*SET TASK*. Locate every line that holds the string "page" and copy it.

*EXERCISE INPUT*.

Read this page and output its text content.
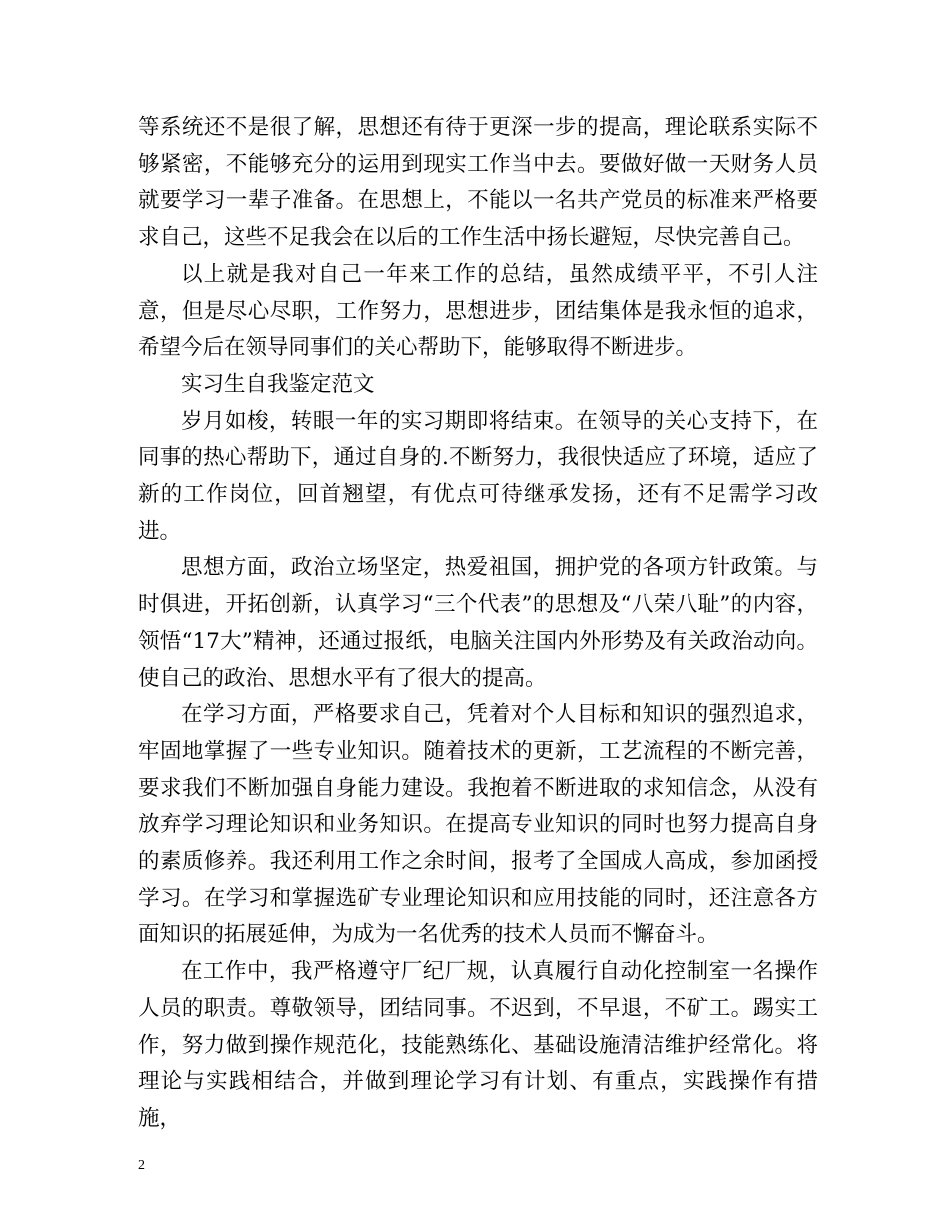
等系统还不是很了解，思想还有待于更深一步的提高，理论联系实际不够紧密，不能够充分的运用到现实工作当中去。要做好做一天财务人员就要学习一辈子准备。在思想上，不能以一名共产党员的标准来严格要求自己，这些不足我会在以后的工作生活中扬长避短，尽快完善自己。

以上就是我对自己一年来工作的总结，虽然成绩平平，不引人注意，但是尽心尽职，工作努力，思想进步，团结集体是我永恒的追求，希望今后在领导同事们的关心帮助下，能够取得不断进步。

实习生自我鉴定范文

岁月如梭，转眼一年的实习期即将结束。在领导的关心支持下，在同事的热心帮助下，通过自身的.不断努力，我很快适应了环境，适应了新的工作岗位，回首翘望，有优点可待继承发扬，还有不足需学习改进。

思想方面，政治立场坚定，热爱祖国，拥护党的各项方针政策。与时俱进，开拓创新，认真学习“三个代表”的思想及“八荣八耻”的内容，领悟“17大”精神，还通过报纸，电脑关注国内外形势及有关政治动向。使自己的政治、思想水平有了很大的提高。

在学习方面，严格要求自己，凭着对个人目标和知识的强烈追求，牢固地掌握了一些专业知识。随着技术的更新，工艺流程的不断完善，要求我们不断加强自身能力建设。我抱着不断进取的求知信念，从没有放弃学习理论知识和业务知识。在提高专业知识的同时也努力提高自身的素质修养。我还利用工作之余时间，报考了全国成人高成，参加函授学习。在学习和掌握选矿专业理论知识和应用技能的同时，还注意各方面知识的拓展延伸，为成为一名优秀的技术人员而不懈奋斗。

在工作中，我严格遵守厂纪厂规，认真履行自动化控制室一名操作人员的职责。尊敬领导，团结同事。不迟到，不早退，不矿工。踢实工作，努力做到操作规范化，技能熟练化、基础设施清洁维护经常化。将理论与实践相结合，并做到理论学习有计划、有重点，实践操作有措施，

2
==
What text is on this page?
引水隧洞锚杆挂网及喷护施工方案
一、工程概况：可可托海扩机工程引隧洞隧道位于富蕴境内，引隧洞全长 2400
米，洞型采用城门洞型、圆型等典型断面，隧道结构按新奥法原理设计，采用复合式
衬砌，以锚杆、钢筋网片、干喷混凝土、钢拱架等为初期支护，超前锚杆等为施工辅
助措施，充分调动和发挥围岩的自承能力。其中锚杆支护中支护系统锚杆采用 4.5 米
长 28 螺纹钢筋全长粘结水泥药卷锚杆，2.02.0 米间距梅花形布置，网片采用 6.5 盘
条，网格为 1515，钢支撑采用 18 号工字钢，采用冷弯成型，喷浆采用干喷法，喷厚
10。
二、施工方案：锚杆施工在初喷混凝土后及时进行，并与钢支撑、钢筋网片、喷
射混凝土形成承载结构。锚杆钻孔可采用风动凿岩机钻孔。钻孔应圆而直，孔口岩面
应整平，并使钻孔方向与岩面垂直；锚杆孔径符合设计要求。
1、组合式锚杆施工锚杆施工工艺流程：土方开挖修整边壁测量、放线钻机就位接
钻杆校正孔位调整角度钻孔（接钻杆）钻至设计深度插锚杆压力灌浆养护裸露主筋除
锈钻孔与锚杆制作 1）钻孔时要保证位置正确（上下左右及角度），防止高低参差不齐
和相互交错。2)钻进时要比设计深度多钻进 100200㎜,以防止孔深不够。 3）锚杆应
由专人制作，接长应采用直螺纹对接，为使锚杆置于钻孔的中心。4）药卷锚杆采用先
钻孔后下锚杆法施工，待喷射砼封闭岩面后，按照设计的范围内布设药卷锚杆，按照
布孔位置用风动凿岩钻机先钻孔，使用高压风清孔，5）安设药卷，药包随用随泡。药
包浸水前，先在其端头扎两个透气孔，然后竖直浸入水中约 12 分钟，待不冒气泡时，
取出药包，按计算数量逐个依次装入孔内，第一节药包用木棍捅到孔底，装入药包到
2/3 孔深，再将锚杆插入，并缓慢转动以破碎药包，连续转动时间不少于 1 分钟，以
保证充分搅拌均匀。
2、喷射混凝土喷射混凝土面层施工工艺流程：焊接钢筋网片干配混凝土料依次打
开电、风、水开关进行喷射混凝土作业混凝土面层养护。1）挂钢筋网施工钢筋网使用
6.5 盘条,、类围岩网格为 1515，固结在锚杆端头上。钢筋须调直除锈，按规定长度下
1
--
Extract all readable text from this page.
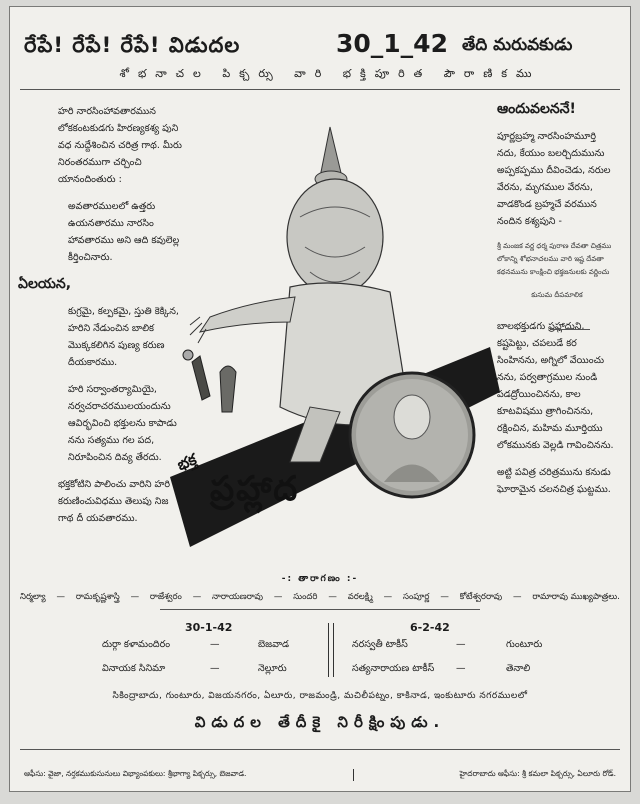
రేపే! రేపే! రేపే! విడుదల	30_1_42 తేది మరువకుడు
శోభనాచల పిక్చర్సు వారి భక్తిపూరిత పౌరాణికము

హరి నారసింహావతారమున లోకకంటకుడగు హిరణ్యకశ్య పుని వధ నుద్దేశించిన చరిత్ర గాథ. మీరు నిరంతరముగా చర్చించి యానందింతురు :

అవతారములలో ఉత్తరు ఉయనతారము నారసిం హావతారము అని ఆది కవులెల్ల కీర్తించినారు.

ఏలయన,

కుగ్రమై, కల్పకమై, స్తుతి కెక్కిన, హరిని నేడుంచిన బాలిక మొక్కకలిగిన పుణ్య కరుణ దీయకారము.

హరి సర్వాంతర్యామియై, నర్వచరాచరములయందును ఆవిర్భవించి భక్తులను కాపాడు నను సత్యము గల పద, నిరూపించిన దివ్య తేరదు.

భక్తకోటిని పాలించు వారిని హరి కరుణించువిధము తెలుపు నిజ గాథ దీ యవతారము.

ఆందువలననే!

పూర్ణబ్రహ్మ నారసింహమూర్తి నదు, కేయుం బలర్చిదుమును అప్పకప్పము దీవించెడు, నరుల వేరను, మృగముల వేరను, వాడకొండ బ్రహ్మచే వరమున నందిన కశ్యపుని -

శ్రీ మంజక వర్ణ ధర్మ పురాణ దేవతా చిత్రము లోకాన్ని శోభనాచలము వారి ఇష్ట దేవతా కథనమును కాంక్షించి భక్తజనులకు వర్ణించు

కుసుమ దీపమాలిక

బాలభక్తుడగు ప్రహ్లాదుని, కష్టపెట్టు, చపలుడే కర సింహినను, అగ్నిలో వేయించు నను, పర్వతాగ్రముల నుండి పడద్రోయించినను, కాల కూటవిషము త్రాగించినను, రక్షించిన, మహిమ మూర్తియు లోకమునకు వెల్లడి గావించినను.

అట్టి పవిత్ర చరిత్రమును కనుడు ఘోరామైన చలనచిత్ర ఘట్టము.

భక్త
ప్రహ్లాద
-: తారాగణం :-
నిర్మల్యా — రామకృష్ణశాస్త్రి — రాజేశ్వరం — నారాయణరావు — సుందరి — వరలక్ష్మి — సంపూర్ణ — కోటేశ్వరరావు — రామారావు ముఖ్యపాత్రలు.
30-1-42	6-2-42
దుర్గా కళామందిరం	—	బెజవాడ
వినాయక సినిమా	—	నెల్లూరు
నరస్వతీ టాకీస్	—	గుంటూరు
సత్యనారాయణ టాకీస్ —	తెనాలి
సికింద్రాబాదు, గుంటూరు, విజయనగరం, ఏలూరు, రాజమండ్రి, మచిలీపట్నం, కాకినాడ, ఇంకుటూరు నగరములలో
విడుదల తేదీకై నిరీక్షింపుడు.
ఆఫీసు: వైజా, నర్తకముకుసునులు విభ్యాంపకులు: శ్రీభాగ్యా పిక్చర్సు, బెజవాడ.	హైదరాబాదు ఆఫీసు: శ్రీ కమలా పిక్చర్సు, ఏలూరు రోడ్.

*OUTPUT OF THE EXERCISE*.
Read this page and output its text content.
What text is on this page?
Extract all readable text from this page.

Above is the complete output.